Start of DATA SUPPLIED

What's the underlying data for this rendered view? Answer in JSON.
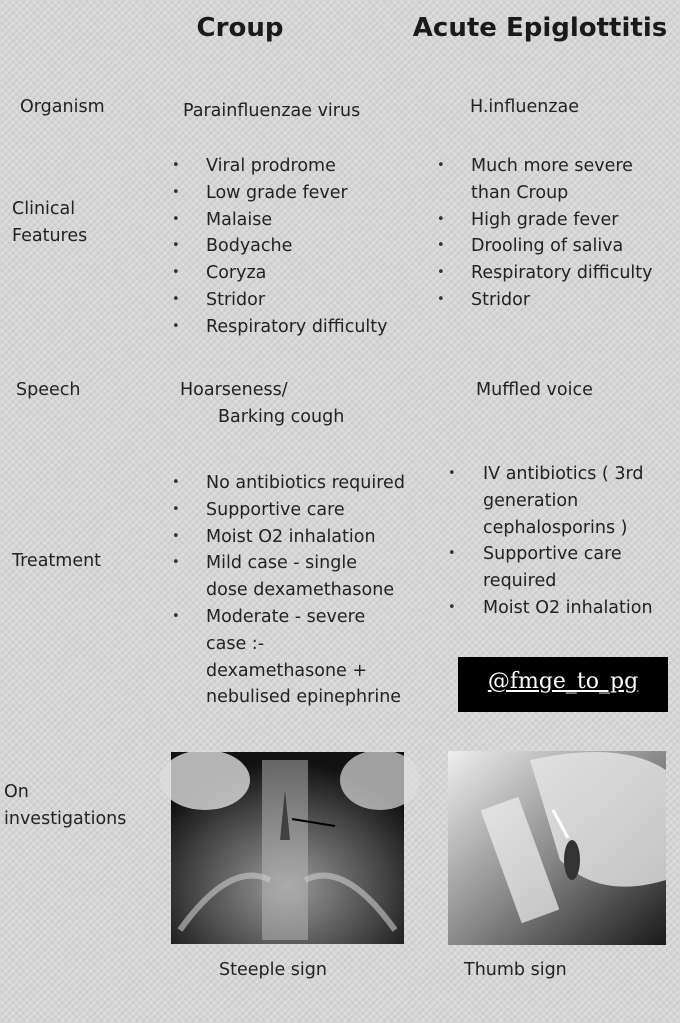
{
  "header": {
    "croup": "Croup",
    "epiglottitis": "Acute Epiglottitis"
  },
  "rows": [
    {
      "label": [
        "Organism"
      ],
      "croup": "Parainfluenzae virus",
      "epiglottitis": "H.influenzae"
    },
    {
      "label": [
        "Clinical",
        "Features"
      ],
      "croup": [
        [
          "Viral prodrome"
        ],
        [
          "Low grade fever"
        ],
        [
          "Malaise"
        ],
        [
          "Bodyache"
        ],
        [
          "Coryza"
        ],
        [
          "Stridor"
        ],
        [
          "Respiratory difficulty"
        ]
      ],
      "epiglottitis": [
        [
          "Much more severe",
          "than Croup"
        ],
        [
          "High grade fever"
        ],
        [
          "Drooling of saliva"
        ],
        [
          "Respiratory difficulty"
        ],
        [
          "Stridor"
        ]
      ]
    },
    {
      "label": [
        "Speech"
      ],
      "croup": [
        "Hoarseness/",
        "Barking cough"
      ],
      "epiglottitis": "Muffled voice"
    },
    {
      "label": [
        "Treatment"
      ],
      "croup": [
        [
          "No antibiotics required"
        ],
        [
          "Supportive care"
        ],
        [
          "Moist O2 inhalation"
        ],
        [
          "Mild case - single",
          "dose dexamethasone"
        ],
        [
          "Moderate - severe",
          "case :-",
          "dexamethasone +",
          "nebulised epinephrine"
        ]
      ],
      "epiglottitis": [
        [
          "IV antibiotics ( 3rd",
          "generation",
          "cephalosporins )"
        ],
        [
          "Supportive care",
          "required"
        ],
        [
          "Moist O2 inhalation"
        ]
      ]
    },
    {
      "label": [
        "On",
        "investigations"
      ],
      "croup": "Steeple sign",
      "epiglottitis": "Thumb sign"
    }
  ],
  "watermark": "@fmge_to_pg"
}
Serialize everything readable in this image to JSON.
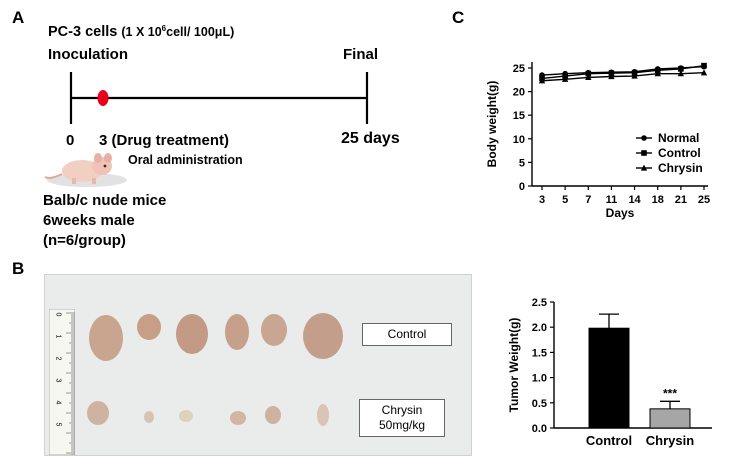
{
  "panelA": {
    "label": "A",
    "cells_text": "PC-3 cells",
    "cells_dose_pre": "(1 X 10",
    "cells_dose_sup": "6",
    "cells_dose_post": "cell/ 100",
    "cells_dose_mu": "μ",
    "cells_dose_end": "L)",
    "inoculation": "Inoculation",
    "final": "Final",
    "day0": "0",
    "day3_text": "3 (Drug treatment)",
    "day_end": "25 days",
    "oral": "Oral administration",
    "mice_line1": "Balb/c nude mice",
    "mice_line2": "6weeks male",
    "mice_line3": "(n=6/group)",
    "marker_color": "#e8001c"
  },
  "panelB": {
    "label": "B",
    "control_label": "Control",
    "chrysin_label_line1": "Chrysin",
    "chrysin_label_line2": "50mg/kg",
    "ruler_marks": [
      "0",
      "1",
      "2",
      "3",
      "4",
      "5"
    ]
  },
  "panelC": {
    "label": "C"
  },
  "chart_data": [
    {
      "type": "line",
      "ylabel": "Body weight(g)",
      "xlabel": "Days",
      "x": [
        3,
        5,
        7,
        11,
        14,
        18,
        21,
        25
      ],
      "ylim": [
        0,
        25
      ],
      "yticks": [
        0,
        5,
        10,
        15,
        20,
        25
      ],
      "legend_position": "bottom-right",
      "series": [
        {
          "name": "Normal",
          "marker": "circle",
          "values": [
            23.5,
            23.8,
            24.0,
            24.1,
            24.2,
            24.8,
            25.0,
            25.3
          ]
        },
        {
          "name": "Control",
          "marker": "square",
          "values": [
            22.8,
            23.3,
            23.8,
            23.9,
            24.0,
            24.5,
            24.8,
            25.5
          ]
        },
        {
          "name": "Chrysin",
          "marker": "triangle",
          "values": [
            22.3,
            22.6,
            23.0,
            23.2,
            23.3,
            23.8,
            23.8,
            24.0
          ]
        }
      ]
    },
    {
      "type": "bar",
      "ylabel": "Tumor Weight(g)",
      "categories": [
        "Control",
        "Chrysin"
      ],
      "values": [
        1.98,
        0.38
      ],
      "errors": [
        0.28,
        0.15
      ],
      "colors": [
        "#000000",
        "#a6a6a6"
      ],
      "ylim": [
        0,
        2.5
      ],
      "yticks": [
        "0.0",
        "0.5",
        "1.0",
        "1.5",
        "2.0",
        "2.5"
      ],
      "annotation": "***"
    }
  ]
}
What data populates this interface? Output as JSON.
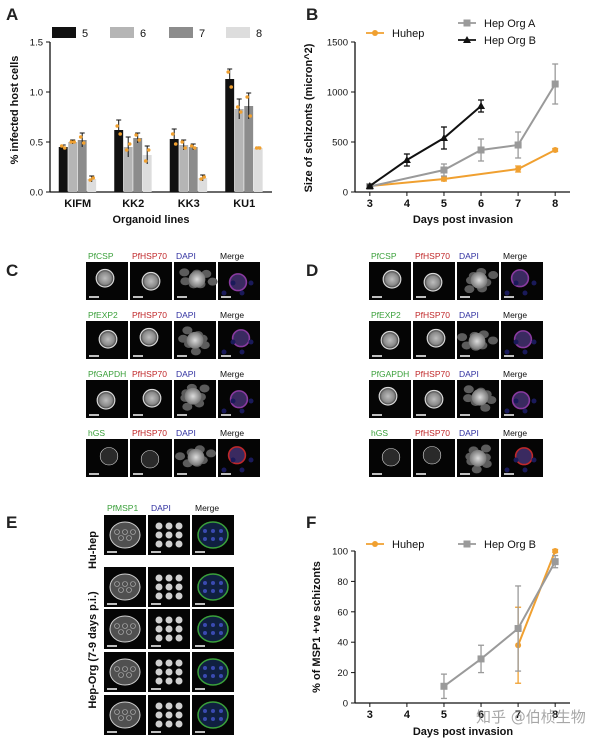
{
  "panels": {
    "A": "A",
    "B": "B",
    "C": "C",
    "D": "D",
    "E": "E",
    "F": "F"
  },
  "colors": {
    "black": "#111111",
    "grey": "#9a9a9a",
    "orange": "#f0a030",
    "green": "#3aa03a",
    "red": "#c0282a",
    "blue": "#3030a0",
    "bar5": "#111111",
    "bar6": "#b5b5b5",
    "bar7": "#8c8c8c",
    "bar8": "#dddddd"
  },
  "chart_data": [
    {
      "id": "A",
      "type": "bar",
      "ylabel": "% infected host cells",
      "xlabel": "Organoid lines",
      "ylim": [
        0,
        1.5
      ],
      "yticks": [
        "0.0",
        "0.5",
        "1.0",
        "1.5"
      ],
      "categories": [
        "KIFM",
        "KK2",
        "KK3",
        "KU1"
      ],
      "series": [
        {
          "name": "5",
          "values": [
            0.45,
            0.62,
            0.53,
            1.13
          ],
          "err": [
            0.02,
            0.1,
            0.1,
            0.1
          ]
        },
        {
          "name": "6",
          "values": [
            0.5,
            0.45,
            0.47,
            0.83
          ],
          "err": [
            0.02,
            0.1,
            0.05,
            0.1
          ]
        },
        {
          "name": "7",
          "values": [
            0.52,
            0.54,
            0.45,
            0.86
          ],
          "err": [
            0.07,
            0.05,
            0.03,
            0.13
          ]
        },
        {
          "name": "8",
          "values": [
            0.13,
            0.37,
            0.14,
            0.44
          ],
          "err": [
            0.03,
            0.09,
            0.03,
            0.01
          ]
        }
      ],
      "dots": [
        [
          [
            0.46,
            0.44
          ],
          [
            0.5,
            0.5
          ],
          [
            0.55,
            0.49
          ],
          [
            0.12,
            0.14
          ]
        ],
        [
          [
            0.66,
            0.58
          ],
          [
            0.42,
            0.48
          ],
          [
            0.57,
            0.52
          ],
          [
            0.31,
            0.42
          ]
        ],
        [
          [
            0.58,
            0.48
          ],
          [
            0.5,
            0.44
          ],
          [
            0.46,
            0.44
          ],
          [
            0.13,
            0.15
          ]
        ],
        [
          [
            1.2,
            1.05
          ],
          [
            0.85,
            0.8
          ],
          [
            0.95,
            0.76
          ],
          [
            0.44,
            0.44
          ]
        ]
      ]
    },
    {
      "id": "B",
      "type": "line",
      "ylabel": "Size of schizonts (micron^2)",
      "xlabel": "Days post invasion",
      "xlim": [
        2.6,
        8.4
      ],
      "ylim": [
        0,
        1500
      ],
      "xticks": [
        "3",
        "4",
        "5",
        "6",
        "7",
        "8"
      ],
      "yticks": [
        "0",
        "500",
        "1000",
        "1500"
      ],
      "series": [
        {
          "name": "Huhep",
          "x": [
            3,
            5,
            7,
            8
          ],
          "y": [
            60,
            130,
            230,
            420
          ],
          "err": [
            10,
            20,
            30,
            15
          ],
          "marker": "circle",
          "color": "#f0a030"
        },
        {
          "name": "Hep Org A",
          "x": [
            3,
            5,
            6,
            7,
            8
          ],
          "y": [
            55,
            220,
            420,
            470,
            1080
          ],
          "err": [
            10,
            60,
            110,
            130,
            200
          ],
          "marker": "square",
          "color": "#9a9a9a"
        },
        {
          "name": "Hep Org B",
          "x": [
            3,
            4,
            5,
            6
          ],
          "y": [
            60,
            320,
            540,
            860
          ],
          "err": [
            10,
            60,
            110,
            60
          ],
          "marker": "triangle",
          "color": "#111111"
        }
      ]
    },
    {
      "id": "F",
      "type": "line",
      "ylabel": "% of MSP1 +ve schizonts",
      "xlabel": "Days post invasion",
      "xlim": [
        2.6,
        8.4
      ],
      "ylim": [
        0,
        100
      ],
      "xticks": [
        "3",
        "4",
        "5",
        "6",
        "7",
        "8"
      ],
      "yticks": [
        "0",
        "20",
        "40",
        "60",
        "80",
        "100"
      ],
      "series": [
        {
          "name": "Huhep",
          "x": [
            7,
            8
          ],
          "y": [
            38,
            100
          ],
          "err": [
            25,
            1
          ],
          "marker": "circle",
          "color": "#f0a030"
        },
        {
          "name": "Hep Org B",
          "x": [
            5,
            6,
            7,
            8
          ],
          "y": [
            11,
            29,
            49,
            93
          ],
          "err": [
            8,
            9,
            28,
            4
          ],
          "marker": "square",
          "color": "#9a9a9a"
        }
      ]
    }
  ],
  "micrographs": {
    "C": {
      "rows": [
        [
          "PfCSP",
          "PfHSP70",
          "DAPI",
          "Merge"
        ],
        [
          "PfEXP2",
          "PfHSP70",
          "DAPI",
          "Merge"
        ],
        [
          "PfGAPDH",
          "PfHSP70",
          "DAPI",
          "Merge"
        ],
        [
          "hGS",
          "PfHSP70",
          "DAPI",
          "Merge"
        ]
      ]
    },
    "D": {
      "rows": [
        [
          "PfCSP",
          "PfHSP70",
          "DAPI",
          "Merge"
        ],
        [
          "PfEXP2",
          "PfHSP70",
          "DAPI",
          "Merge"
        ],
        [
          "PfGAPDH",
          "PfHSP70",
          "DAPI",
          "Merge"
        ],
        [
          "hGS",
          "PfHSP70",
          "DAPI",
          "Merge"
        ]
      ]
    },
    "E": {
      "headers": [
        "PfMSP1",
        "DAPI",
        "Merge"
      ],
      "hu_label": "Hu-hep",
      "org_label": "Hep-Org (7-9 days p.i.)"
    }
  },
  "watermark": "知乎 @伯桢生物"
}
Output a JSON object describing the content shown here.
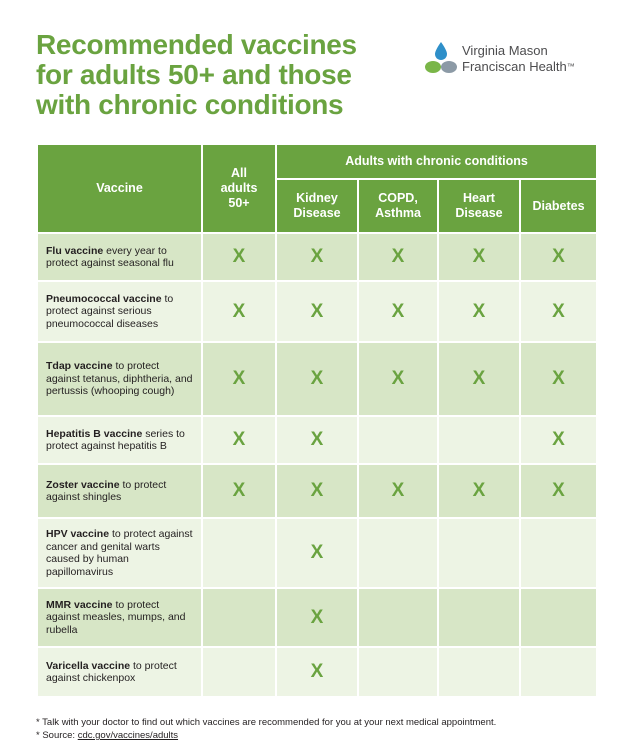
{
  "title": {
    "line1": "Recommended vaccines",
    "line2": "for adults 50+ and those",
    "line3": "with chronic conditions"
  },
  "logo": {
    "line1": "Virginia Mason",
    "line2": "Franciscan Health",
    "trademark": "™",
    "colors": {
      "blue": "#2e8fc9",
      "green": "#7ab648",
      "gray": "#8c9aa6"
    }
  },
  "table": {
    "header": {
      "vaccine": "Vaccine",
      "all_adults": "All adults 50+",
      "chronic_group": "Adults with chronic conditions",
      "conditions": [
        "Kidney Disease",
        "COPD, Asthma",
        "Heart Disease",
        "Diabetes"
      ]
    },
    "mark": "X",
    "rows": [
      {
        "name": "Flu vaccine",
        "desc": " every year to protect against seasonal flu",
        "marks": [
          1,
          1,
          1,
          1,
          1
        ]
      },
      {
        "name": "Pneumococcal vaccine",
        "desc": " to protect against serious pneumococcal diseases",
        "marks": [
          1,
          1,
          1,
          1,
          1
        ]
      },
      {
        "name": "Tdap vaccine",
        "desc": " to protect against tetanus, diphtheria, and pertussis (whooping cough)",
        "marks": [
          1,
          1,
          1,
          1,
          1
        ]
      },
      {
        "name": "Hepatitis B vaccine",
        "desc": " series to protect against hepatitis B",
        "marks": [
          1,
          1,
          0,
          0,
          1
        ]
      },
      {
        "name": "Zoster vaccine",
        "desc": " to protect against shingles",
        "marks": [
          1,
          1,
          1,
          1,
          1
        ]
      },
      {
        "name": "HPV vaccine",
        "desc": " to protect against cancer and genital warts caused by human papillomavirus",
        "marks": [
          0,
          1,
          0,
          0,
          0
        ]
      },
      {
        "name": "MMR vaccine",
        "desc": " to protect against measles, mumps, and rubella",
        "marks": [
          0,
          1,
          0,
          0,
          0
        ]
      },
      {
        "name": "Varicella vaccine",
        "desc": " to protect against chickenpox",
        "marks": [
          0,
          1,
          0,
          0,
          0
        ]
      }
    ]
  },
  "footer": {
    "note": "* Talk with your doctor to find out which vaccines are recommended for you at your next medical appointment.",
    "source_label": "* Source: ",
    "source_link": "cdc.gov/vaccines/adults"
  },
  "colors": {
    "accent_green": "#6aa340",
    "row_shade": "#d7e6c6",
    "row_light": "#edf4e4"
  }
}
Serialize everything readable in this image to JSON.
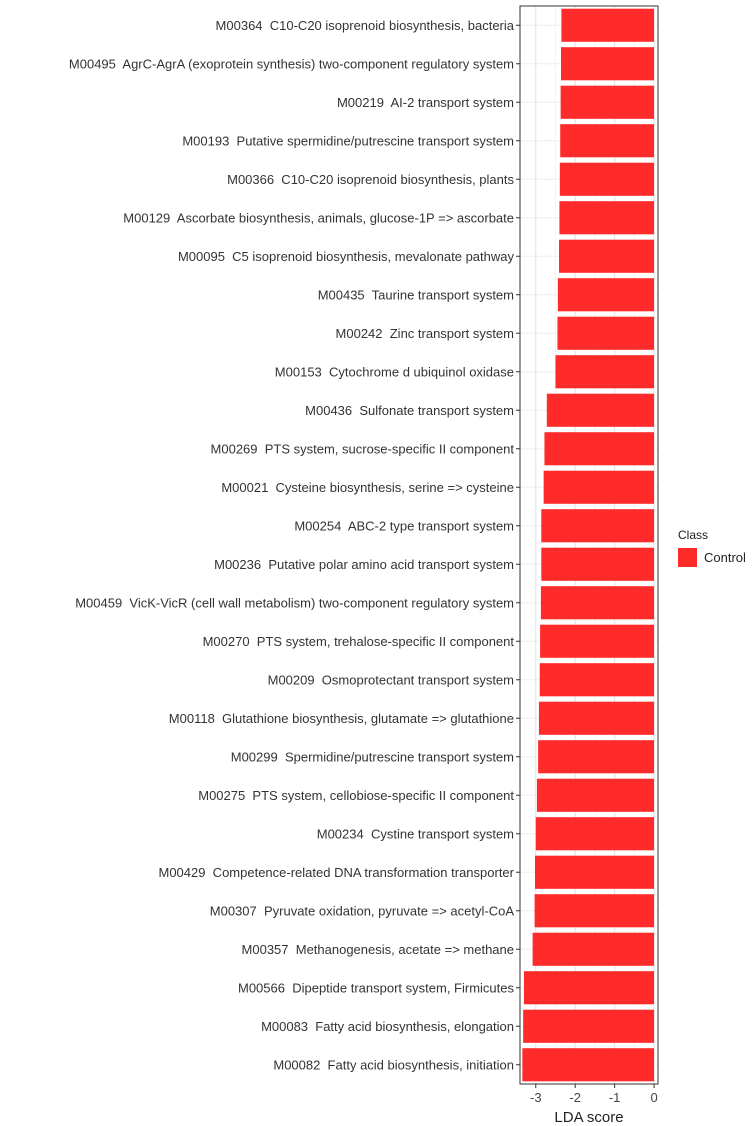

End of DATA SUPPLIED

GOAL OF THE EXERCISE: Only the number is needed here: how many lines in the data contain "sign"?

RESULT BELOW: 2